• **Passage provided**
Mumsnet has not checked the qualifications of anyone posting here. If you need help urgently or expert advice, please see our domestic violence webguide and/or relationships webguide. Many Mumsnetters experiencing domestic abuse have found this thread helpful: Listen up, everybody

things in past relationships that, in retrospect were red flags

59 replies

rainbowtoenails · 02/08/2011 17:53

Thought I'd start a kind of 'preventative' thread rather than all the 'after the horse has bolted' threads that dominate this section

Ive had had a couple of bad relationships in the past. I wish now I'd recognised these bad signs at the time.
-jealousy at seeing me talking to another man
-a shove
-1 slap
-lying about number of expartners
-penny pinching
-general intolerance of other people
-not coming to ultrasound

OP posts:
BertieBotts · 03/08/2011 23:16

That wasn't massively early on though, it was a bit further in, and I thought I'd made progress by convincing him to agree to come out Hmm

LittleHousebytheRiver · 03/08/2011 23:23

Bertie I think it a bit like people who put their life on hold till they win the lottery when everything is going to be sorted and wonderful, if only the gods would given them the luck they deserve.

• **Extracted records**
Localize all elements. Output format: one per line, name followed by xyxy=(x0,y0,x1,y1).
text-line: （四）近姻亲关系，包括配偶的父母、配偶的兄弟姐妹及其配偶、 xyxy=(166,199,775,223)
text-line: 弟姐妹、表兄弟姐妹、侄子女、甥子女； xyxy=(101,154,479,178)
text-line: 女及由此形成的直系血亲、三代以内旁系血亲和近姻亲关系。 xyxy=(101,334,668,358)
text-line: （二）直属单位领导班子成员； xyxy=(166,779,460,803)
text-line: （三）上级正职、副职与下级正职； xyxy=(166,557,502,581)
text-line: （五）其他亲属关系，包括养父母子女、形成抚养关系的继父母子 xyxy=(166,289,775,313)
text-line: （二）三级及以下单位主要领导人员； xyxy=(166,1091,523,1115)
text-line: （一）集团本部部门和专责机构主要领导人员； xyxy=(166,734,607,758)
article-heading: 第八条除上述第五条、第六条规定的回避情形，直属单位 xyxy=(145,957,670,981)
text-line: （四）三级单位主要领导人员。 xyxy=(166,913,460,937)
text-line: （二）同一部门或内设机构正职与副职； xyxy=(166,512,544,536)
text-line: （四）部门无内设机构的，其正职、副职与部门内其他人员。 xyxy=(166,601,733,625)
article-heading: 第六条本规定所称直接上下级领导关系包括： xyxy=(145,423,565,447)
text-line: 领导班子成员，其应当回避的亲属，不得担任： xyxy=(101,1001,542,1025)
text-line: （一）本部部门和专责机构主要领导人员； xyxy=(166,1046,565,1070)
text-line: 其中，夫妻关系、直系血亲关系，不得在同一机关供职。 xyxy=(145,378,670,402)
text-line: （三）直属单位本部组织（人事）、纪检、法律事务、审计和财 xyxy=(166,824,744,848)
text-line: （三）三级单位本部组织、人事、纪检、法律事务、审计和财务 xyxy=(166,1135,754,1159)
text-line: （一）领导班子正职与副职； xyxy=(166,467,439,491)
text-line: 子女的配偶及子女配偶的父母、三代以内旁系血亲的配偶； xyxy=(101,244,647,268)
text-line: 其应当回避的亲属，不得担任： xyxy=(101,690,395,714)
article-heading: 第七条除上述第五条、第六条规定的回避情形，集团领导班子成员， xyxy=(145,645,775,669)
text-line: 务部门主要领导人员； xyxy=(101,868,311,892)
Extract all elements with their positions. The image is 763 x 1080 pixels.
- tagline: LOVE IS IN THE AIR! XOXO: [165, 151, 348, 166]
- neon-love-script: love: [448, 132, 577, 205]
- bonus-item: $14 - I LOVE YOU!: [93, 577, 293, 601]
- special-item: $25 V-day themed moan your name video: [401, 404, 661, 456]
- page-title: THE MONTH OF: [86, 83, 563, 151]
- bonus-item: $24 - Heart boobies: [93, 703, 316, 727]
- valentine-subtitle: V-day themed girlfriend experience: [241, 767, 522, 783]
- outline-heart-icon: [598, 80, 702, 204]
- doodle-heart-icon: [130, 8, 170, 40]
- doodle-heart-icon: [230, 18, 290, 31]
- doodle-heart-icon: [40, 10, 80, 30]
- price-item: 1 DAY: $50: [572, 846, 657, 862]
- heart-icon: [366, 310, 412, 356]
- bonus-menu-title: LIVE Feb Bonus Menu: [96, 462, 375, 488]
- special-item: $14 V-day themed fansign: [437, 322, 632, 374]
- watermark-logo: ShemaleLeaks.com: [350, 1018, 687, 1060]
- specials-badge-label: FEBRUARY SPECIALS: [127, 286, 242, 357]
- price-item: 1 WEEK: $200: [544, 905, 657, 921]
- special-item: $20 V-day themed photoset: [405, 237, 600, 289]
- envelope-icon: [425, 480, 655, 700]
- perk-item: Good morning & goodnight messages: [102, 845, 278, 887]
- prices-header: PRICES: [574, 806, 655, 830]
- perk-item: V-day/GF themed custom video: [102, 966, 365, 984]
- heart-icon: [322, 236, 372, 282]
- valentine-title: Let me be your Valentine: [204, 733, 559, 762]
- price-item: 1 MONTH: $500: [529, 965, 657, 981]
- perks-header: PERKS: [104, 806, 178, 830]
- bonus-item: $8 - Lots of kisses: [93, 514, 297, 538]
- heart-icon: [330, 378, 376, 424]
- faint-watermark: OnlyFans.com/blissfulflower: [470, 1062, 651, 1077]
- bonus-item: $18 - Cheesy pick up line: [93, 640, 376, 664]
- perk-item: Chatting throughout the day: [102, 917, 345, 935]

• **Brief 1**
In the forum thread about red flags in past relationships, retype the part that opens with the words containing "things in past" and closes with "at the time.".
• **Brief 2**
Translate this sentence from the forum thread about red flags in past relationships into Spanish: "I wish now I'd recognised these bad signs at the time."
• **Brief 3**
Carry on the forum thread about red flags in past relationships from the point where it stops.

• **Your response 1**
things in past relationships that, in retrospect were red flags

59 replies

rainbowtoenails · 02/08/2011 17:53

Thought I'd start a kind of 'preventative' thread rather than all the 'after the horse has bolted' threads that dominate this section

Ive had had a couple of bad relationships in the past. I wish now I'd recognised these bad signs at the time.

• **Your response 2**
Ahora me gustaría haber reconocido estas malas señales en aquel momento.

• **Your response 3**
It's "the love of a good woman will make everything better" and "how can I be expected to sort myself out on my own?"

Does admitting you are desperate for a woman in your life ever sound a good sales patter? Not to me anyway, but he said it meant he would try harder to please.

BertieBotts · 03/08/2011 23:27

Hmm true. The lottery people would be better off making their own millions too Grin

It's sad though. I feel sorry for whoever ends up with him.

boogiewoogie · 03/08/2011 23:35

Oh, another thing.

  • Denying his intentions to do something before you've even accused him of it so that you wouldn't suspect. Looking back, denying before you've had the chance to confront is as good as a confession. Why ow why didn't I see it?
BertieBotts · 03/08/2011 23:40

Like what, boogiewoogie? I can't quite picture what you're saying. Is that like how XP used to go on and on and on about how he hated drugs and they were awful and he used to do them but he scared himself and never again and... ad infinitum. Basically projecting this image that drugs were the last thing he'd do, after I left him someone told me he had been trying to source cocaine from them when we were together, and the only reason they didn't tell me was because they thought I knew. Or how he went on about cheating and how all of his exes had cheated on him and it was the most terrible thing you could do to someone and how he didn't trust me to get drunk without him being there because he "didn't trust other guys" and basically made himself out to be so anti-cheating you'd never suspect him of it. And of course he cheated as well, very very near the end as far as I know, and again I didn't find out until after I'd left.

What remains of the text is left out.